Dataset items:
++++++++++++++++++++
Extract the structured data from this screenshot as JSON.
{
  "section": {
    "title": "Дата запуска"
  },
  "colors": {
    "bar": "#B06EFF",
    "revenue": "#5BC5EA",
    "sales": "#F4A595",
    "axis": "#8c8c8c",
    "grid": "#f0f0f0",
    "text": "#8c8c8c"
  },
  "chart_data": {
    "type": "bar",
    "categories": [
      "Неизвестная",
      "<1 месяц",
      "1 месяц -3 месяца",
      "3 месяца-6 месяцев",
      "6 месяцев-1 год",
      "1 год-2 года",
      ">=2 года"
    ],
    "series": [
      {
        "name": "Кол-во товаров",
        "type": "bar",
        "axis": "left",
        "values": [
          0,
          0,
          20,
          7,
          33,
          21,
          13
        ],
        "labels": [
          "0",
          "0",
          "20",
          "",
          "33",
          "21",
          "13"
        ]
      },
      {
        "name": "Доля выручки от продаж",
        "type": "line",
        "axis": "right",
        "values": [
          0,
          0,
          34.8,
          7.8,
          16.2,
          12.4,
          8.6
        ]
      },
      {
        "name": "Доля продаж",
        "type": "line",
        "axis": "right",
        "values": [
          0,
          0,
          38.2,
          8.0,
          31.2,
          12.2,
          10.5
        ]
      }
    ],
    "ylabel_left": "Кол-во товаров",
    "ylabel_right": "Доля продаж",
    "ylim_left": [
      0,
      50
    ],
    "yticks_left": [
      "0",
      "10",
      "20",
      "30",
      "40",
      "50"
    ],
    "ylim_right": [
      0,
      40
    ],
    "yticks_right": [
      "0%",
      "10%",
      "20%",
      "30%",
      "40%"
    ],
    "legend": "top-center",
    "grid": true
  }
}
++++++++++++++++++++
**What is needed:**
Copy out all lines above that include the string "type".

**Reply to the exercise:**
    "type": "bar",
        "type": "bar",
        "type": "line",
        "type": "line",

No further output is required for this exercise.